> _TO BE DONE_:
Identify and copy all lines of the material where the string "Daraus" is found.

++++++++

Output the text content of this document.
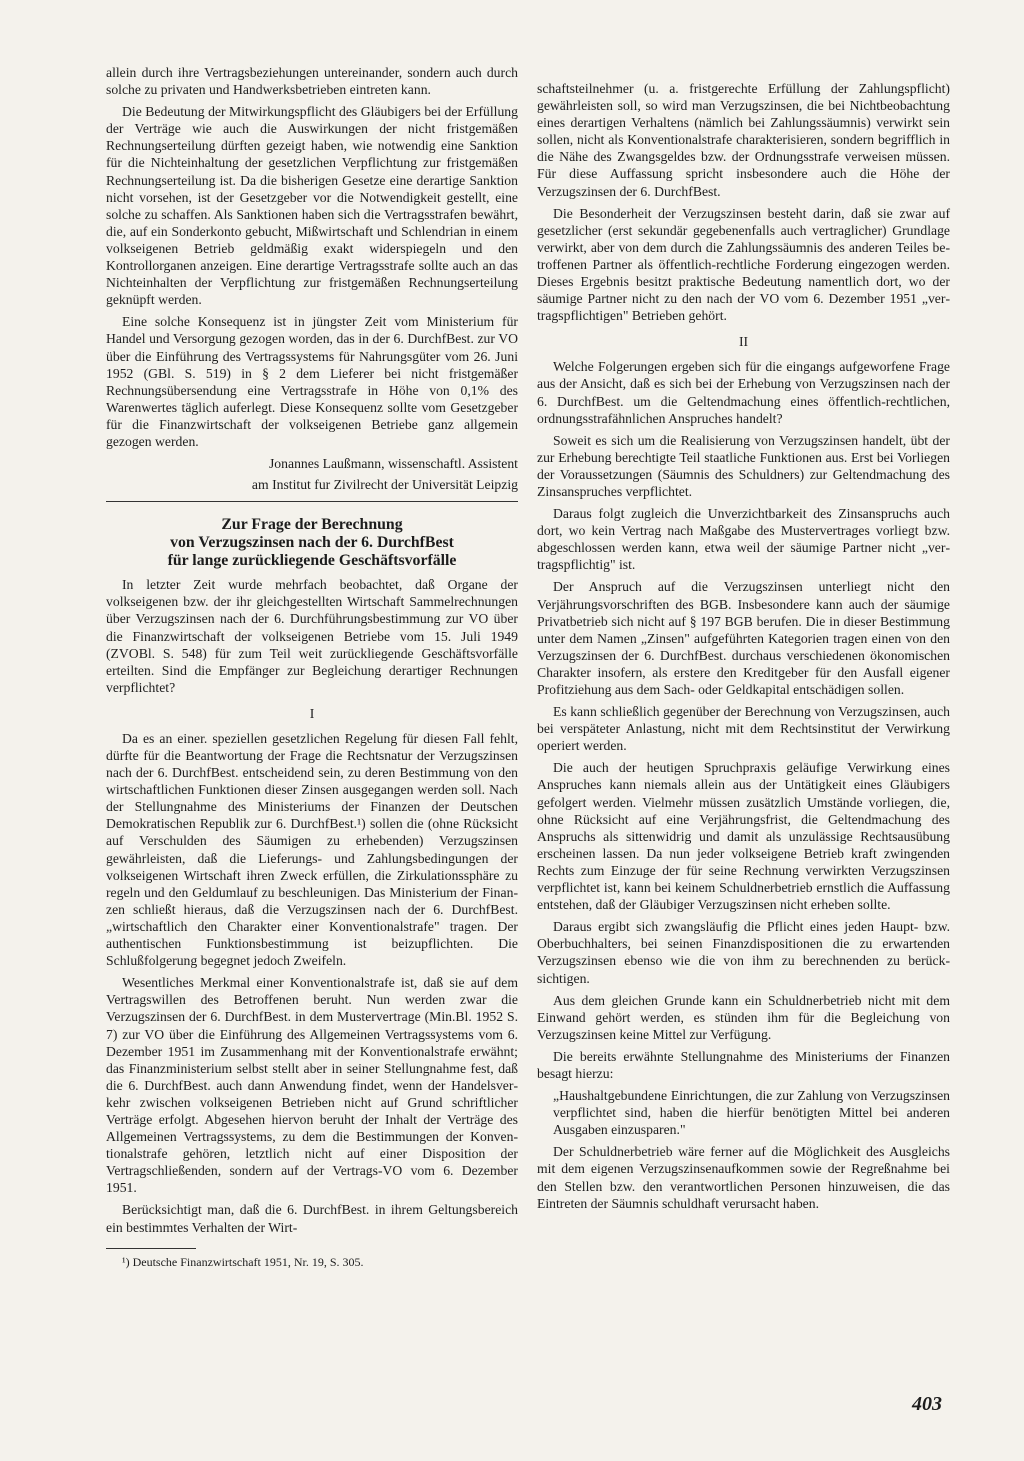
allein durch ihre Vertragsbeziehungen untereinander, sondern auch durch solche zu privaten und Handwerksbetrieben eintreten kann.

Die Bedeutung der Mitwirkungspflicht des Gläubigers bei der Erfüllung der Verträge wie auch die Auswirkungen der nicht fristgemäßen Rechnungserteilung dürften gezeigt haben, wie notwendig eine Sanktion für die Nichteinhaltung der gesetzlichen Verpflichtung zur fristgemäßen Rechnungserteilung ist. Da die bisherigen Gesetze eine derartige Sanktion nicht vorsehen, ist der Gesetzgeber vor die Notwendigkeit gestellt, eine solche zu schaffen. Als Sanktionen haben sich die Vertragsstrafen bewährt, die, auf ein Sonderkonto gebucht, Mißwirtschaft und Schlendrian in einem volkseigenen Betrieb geldmäßig exakt widerspiegeln und den Kontrollorganen anzeigen. Eine derartige Vertragsstrafe sollte auch an das Nichteinhalten der Verpflichtung zur fristgemäßen Rechnungserteilung geknüpft werden.

Eine solche Konsequenz ist in jüngster Zeit vom Ministerium für Handel und Versorgung gezogen worden, das in der 6. DurchfBest. zur VO über die Einführung des Vertragssystems für Nahrungsgüter vom 26. Juni 1952 (GBl. S. 519) in § 2 dem Lieferer bei nicht fristgemäßer Rechnungsübersendung eine Vertragsstrafe in Höhe von 0,1% des Warenwertes täglich auferlegt. Diese Konsequenz sollte vom Gesetzgeber für die Finanzwirtschaft der volkseigenen Betriebe ganz allgemein gezogen werden.

Jonannes Laußmann, wissenschaftl. Assistent

am Institut fur Zivilrecht der Universität Leipzig

Zur Frage der Berechnung
von Verzugszinsen nach der 6. DurchfBest
für lange zurückliegende Geschäftsvorfälle

In letzter Zeit wurde mehrfach beobachtet, daß Organe der volkseigenen bzw. der ihr gleichgestellten Wirtschaft Sammelrechnungen über Verzugszinsen nach der 6. Durchführungsbestimmung zur VO über die Finanzwirtschaft der volkseigenen Betriebe vom 15. Juli 1949 (ZVOBl. S. 548) für zum Teil weit zurückliegende Geschäftsvorfälle erteilten. Sind die Empfänger zur Begleichung derartiger Rechnungen verpflichtet?

I

Da es an einer. speziellen gesetzlichen Regelung für diesen Fall fehlt, dürfte für die Beantwortung der Frage die Rechtsnatur der Verzugszinsen nach der 6. DurchfBest. entscheidend sein, zu deren Bestimmung von den wirtschaftlichen Funktionen dieser Zinsen ausgegangen werden soll. Nach der Stellungnahme des Ministeriums der Finanzen der Deutschen Demokratischen Republik zur 6. DurchfBest.¹) sollen die (ohne Rücksicht auf Verschulden des Säumigen zu erhebenden) Verzugszinsen gewährleisten, daß die Lieferungs- und Zahlungsbedingungen der volkseigenen Wirtschaft ihren Zweck erfüllen, die Zirkulationssphäre zu regeln und den Geldumlauf zu beschleunigen. Das Ministerium der Finanzen schließt hieraus, daß die Verzugszinsen nach der 6. DurchfBest. „wirtschaftlich den Charakter einer Konventionalstrafe" tragen. Der authentischen Funktionsbestimmung ist beizupflichten. Die Schlußfolgerung begegnet jedoch Zweifeln.

Wesentliches Merkmal einer Konventionalstrafe ist, daß sie auf dem Vertragswillen des Betroffenen beruht. Nun werden zwar die Verzugszinsen der 6. DurchfBest. in dem Mustervertrage (Min.Bl. 1952 S. 7) zur VO über die Einführung des Allgemeinen Vertragssystems vom 6. Dezember 1951 im Zusammenhang mit der Konventionalstrafe erwähnt; das Finanzministerium selbst stellt aber in seiner Stellungnahme fest, daß die 6. DurchfBest. auch dann Anwendung findet, wenn der Handelsverkehr zwischen volkseigenen Betrieben nicht auf Grund schriftlicher Verträge erfolgt. Abgesehen hiervon beruht der Inhalt der Verträge des Allgemeinen Vertragssystems, zu dem die Bestimmungen der Konventionalstrafe gehören, letztlich nicht auf einer Disposition der Vertragschließenden, sondern auf der Vertrags-VO vom 6. Dezember 1951.

Berücksichtigt man, daß die 6. DurchfBest. in ihrem Geltungsbereich ein bestimmtes Verhalten der Wirt-

¹) Deutsche Finanzwirtschaft 1951, Nr. 19, S. 305.

schaftsteilnehmer (u. a. fristgerechte Erfüllung der Zahlungspflicht) gewährleisten soll, so wird man Verzugszinsen, die bei Nichtbeobachtung eines derartigen Verhaltens (nämlich bei Zahlungssäumnis) verwirkt sein sollen, nicht als Konventionalstrafe charakterisieren, sondern begrifflich in die Nähe des Zwangsgeldes bzw. der Ordnungsstrafe verweisen müssen. Für diese Auffassung spricht insbesondere auch die Höhe der Verzugszinsen der 6. DurchfBest.

Die Besonderheit der Verzugszinsen besteht darin, daß sie zwar auf gesetzlicher (erst sekundär gegebenenfalls auch vertraglicher) Grundlage verwirkt, aber von dem durch die Zahlungssäumnis des anderen Teiles betroffenen Partner als öffentlich-rechtliche Forderung eingezogen werden. Dieses Ergebnis besitzt praktische Bedeutung namentlich dort, wo der säumige Partner nicht zu den nach der VO vom 6. Dezember 1951 „vertragspflichtigen" Betrieben gehört.

II

Welche Folgerungen ergeben sich für die eingangs aufgeworfene Frage aus der Ansicht, daß es sich bei der Erhebung von Verzugszinsen nach der 6. DurchfBest. um die Geltendmachung eines öffentlich-rechtlichen, ordnungsstrafähnlichen Anspruches handelt?

Soweit es sich um die Realisierung von Verzugszinsen handelt, übt der zur Erhebung berechtigte Teil staatliche Funktionen aus. Erst bei Vorliegen der Voraussetzungen (Säumnis des Schuldners) zur Geltendmachung des Zinsanspruches verpflichtet.

Daraus folgt zugleich die Unverzichtbarkeit des Zinsanspruchs auch dort, wo kein Vertrag nach Maßgabe des Mustervertrages vorliegt bzw. abgeschlossen werden kann, etwa weil der säumige Partner nicht „vertragspflichtig" ist.

Der Anspruch auf die Verzugszinsen unterliegt nicht den Verjährungsvorschriften des BGB. Insbesondere kann auch der säumige Privatbetrieb sich nicht auf § 197 BGB berufen. Die in dieser Bestimmung unter dem Namen „Zinsen" aufgeführten Kategorien tragen einen von den Verzugszinsen der 6. DurchfBest. durchaus verschiedenen ökonomischen Charakter insofern, als erstere den Kreditgeber für den Ausfall eigener Profitziehung aus dem Sach- oder Geldkapital entschädigen sollen.

Es kann schließlich gegenüber der Berechnung von Verzugszinsen, auch bei verspäteter Anlastung, nicht mit dem Rechtsinstitut der Verwirkung operiert werden.

Die auch der heutigen Spruchpraxis geläufige Verwirkung eines Anspruches kann niemals allein aus der Untätigkeit eines Gläubigers gefolgert werden. Vielmehr müssen zusätzlich Umstände vorliegen, die, ohne Rücksicht auf eine Verjährungsfrist, die Geltendmachung des Anspruchs als sittenwidrig und damit als unzulässige Rechtsausübung erscheinen lassen. Da nun jeder volkseigene Betrieb kraft zwingenden Rechts zum Einzuge der für seine Rechnung verwirkten Verzugszinsen verpflichtet ist, kann bei keinem Schuldnerbetrieb ernstlich die Auffassung entstehen, daß der Gläubiger Verzugszinsen nicht erheben sollte.

Daraus ergibt sich zwangsläufig die Pflicht eines jeden Haupt- bzw. Oberbuchhalters, bei seinen Finanzdispositionen die zu erwartenden Verzugszinsen ebenso wie die von ihm zu berechnenden zu berücksichtigen.

Aus dem gleichen Grunde kann ein Schuldnerbetrieb nicht mit dem Einwand gehört werden, es stünden ihm für die Begleichung von Verzugszinsen keine Mittel zur Verfügung.

Die bereits erwähnte Stellungnahme des Ministeriums der Finanzen besagt hierzu:

„Haushaltgebundene Einrichtungen, die zur Zahlung von Verzugszinsen verpflichtet sind, haben die hierfür benötigten Mittel bei anderen Ausgaben einzusparen."

Der Schuldnerbetrieb wäre ferner auf die Möglichkeit des Ausgleichs mit dem eigenen Verzugszinsenaufkommen sowie der Regreßnahme bei den Stellen bzw. den verantwortlichen Personen hinzuweisen, die das Eintreten der Säumnis schuldhaft verursacht haben.

403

++++++++

> _SOLUTION TO THIS EXERCISE_:
Daraus folgt zugleich die Unverzichtbarkeit des Zinsanspruchs auch dort, wo kein Vertrag nach Maßgabe des Mustervertrages vorliegt bzw. abgeschlossen werden kann, etwa weil der säumige Partner nicht „vertragspflichtig" ist.
Daraus ergibt sich zwangsläufig die Pflicht eines jeden Haupt- bzw. Oberbuchhalters, bei seinen Finanzdispositionen die zu erwartenden Verzugszinsen ebenso wie die von ihm zu berechnenden zu berücksichtigen.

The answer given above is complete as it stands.